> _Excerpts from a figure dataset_
_ _ _ _ _ _ _
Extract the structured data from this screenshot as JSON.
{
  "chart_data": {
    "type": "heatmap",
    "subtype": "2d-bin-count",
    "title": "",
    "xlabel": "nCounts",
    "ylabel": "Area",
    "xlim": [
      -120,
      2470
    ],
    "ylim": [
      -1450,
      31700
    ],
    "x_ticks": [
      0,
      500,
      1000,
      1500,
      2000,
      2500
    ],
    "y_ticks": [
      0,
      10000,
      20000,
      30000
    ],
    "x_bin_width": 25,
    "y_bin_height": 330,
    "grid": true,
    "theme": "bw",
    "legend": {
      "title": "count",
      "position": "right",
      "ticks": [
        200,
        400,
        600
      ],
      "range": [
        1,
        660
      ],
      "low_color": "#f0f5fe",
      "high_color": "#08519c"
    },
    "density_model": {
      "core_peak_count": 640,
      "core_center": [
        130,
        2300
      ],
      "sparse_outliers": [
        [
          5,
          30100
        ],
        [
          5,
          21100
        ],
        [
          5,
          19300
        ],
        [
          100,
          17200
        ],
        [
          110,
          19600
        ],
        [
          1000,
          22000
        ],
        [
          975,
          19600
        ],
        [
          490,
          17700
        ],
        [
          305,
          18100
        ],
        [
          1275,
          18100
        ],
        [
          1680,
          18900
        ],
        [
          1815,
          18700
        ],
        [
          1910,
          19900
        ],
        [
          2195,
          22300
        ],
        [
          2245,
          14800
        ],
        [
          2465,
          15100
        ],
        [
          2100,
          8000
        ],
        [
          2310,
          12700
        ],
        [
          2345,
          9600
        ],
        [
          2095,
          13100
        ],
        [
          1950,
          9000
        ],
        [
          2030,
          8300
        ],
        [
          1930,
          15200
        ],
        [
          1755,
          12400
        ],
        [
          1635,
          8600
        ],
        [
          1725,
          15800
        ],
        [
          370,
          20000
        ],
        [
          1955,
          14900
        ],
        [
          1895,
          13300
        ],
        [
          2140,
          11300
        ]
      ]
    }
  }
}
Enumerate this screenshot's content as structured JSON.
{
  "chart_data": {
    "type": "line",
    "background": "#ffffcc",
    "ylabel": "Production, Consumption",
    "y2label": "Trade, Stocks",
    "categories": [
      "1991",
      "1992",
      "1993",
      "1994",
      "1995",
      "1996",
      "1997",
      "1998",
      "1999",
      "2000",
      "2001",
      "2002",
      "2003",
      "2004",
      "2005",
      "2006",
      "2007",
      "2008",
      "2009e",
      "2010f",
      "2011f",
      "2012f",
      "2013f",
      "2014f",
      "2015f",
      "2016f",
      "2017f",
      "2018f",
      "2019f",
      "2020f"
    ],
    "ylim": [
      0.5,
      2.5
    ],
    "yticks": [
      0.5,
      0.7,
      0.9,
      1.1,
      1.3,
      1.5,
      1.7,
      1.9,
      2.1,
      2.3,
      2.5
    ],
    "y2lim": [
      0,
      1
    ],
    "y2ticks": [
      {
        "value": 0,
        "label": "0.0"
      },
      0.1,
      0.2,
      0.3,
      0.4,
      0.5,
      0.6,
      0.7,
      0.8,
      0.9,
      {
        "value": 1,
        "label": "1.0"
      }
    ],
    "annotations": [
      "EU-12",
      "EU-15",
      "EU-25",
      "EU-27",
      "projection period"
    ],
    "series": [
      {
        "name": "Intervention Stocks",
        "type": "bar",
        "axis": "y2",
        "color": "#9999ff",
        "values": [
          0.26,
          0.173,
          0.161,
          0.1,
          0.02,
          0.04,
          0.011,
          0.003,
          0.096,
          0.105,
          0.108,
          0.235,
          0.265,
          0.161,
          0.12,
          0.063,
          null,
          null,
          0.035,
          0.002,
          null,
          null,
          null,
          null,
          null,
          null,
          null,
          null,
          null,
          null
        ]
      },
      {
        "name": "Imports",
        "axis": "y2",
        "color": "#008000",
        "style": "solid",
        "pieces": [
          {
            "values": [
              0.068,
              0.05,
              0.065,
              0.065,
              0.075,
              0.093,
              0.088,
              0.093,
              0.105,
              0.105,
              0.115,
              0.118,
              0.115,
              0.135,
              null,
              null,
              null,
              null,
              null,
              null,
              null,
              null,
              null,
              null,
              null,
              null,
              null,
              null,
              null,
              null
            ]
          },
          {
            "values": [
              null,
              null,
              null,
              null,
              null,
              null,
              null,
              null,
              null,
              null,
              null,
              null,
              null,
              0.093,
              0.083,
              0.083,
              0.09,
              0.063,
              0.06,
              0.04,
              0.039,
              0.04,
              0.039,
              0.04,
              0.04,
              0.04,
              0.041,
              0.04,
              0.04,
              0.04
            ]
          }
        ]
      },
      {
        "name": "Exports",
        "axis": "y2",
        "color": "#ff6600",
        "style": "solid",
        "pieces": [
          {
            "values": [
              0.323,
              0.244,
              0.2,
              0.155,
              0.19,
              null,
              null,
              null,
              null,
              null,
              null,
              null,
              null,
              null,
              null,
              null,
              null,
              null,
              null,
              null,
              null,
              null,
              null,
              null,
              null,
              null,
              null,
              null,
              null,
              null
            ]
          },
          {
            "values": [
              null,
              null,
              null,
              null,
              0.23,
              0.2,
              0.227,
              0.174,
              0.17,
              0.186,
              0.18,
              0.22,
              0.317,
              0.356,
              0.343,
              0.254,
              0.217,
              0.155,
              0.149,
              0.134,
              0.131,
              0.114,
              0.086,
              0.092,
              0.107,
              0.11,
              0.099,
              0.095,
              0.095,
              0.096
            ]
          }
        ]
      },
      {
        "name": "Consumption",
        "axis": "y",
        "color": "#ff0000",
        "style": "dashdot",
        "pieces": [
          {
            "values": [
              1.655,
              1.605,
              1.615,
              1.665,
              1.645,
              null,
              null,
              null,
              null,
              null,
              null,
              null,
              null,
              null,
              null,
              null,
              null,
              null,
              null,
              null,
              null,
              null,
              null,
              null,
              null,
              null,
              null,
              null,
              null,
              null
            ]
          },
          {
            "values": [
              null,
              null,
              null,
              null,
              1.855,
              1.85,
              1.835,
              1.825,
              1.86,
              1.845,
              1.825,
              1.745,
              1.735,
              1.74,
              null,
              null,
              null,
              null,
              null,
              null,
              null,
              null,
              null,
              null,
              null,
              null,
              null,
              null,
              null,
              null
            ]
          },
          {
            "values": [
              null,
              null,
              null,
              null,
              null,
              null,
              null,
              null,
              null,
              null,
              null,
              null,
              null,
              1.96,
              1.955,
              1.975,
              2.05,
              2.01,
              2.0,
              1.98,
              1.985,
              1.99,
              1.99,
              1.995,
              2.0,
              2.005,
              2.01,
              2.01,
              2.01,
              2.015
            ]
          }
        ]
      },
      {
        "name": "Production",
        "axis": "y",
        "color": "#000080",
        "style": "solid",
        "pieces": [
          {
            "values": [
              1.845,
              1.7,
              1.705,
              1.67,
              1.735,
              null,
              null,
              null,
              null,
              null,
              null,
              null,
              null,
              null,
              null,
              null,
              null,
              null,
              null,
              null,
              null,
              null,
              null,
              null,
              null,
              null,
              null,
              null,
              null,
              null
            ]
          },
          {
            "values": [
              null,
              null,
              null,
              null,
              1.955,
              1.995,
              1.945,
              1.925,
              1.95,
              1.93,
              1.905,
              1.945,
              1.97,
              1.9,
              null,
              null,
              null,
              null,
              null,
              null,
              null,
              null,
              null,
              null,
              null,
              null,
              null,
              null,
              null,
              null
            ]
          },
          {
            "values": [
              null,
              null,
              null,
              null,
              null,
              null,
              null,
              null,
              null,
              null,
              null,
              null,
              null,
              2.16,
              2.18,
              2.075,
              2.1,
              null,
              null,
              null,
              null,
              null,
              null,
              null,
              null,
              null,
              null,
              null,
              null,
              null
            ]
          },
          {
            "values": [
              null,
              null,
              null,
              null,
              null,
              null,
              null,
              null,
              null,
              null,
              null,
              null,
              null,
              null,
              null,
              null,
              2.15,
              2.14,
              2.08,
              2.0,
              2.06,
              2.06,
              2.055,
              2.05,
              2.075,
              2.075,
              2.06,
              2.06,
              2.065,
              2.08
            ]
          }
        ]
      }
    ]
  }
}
_ _ _ _ _ _ _
> _What is expected_
Pick out all lines from the data above in which the word "screenshot" appears.

> _Solution below_
Extract the structured data from this screenshot as JSON.
Enumerate this screenshot's content as structured JSON.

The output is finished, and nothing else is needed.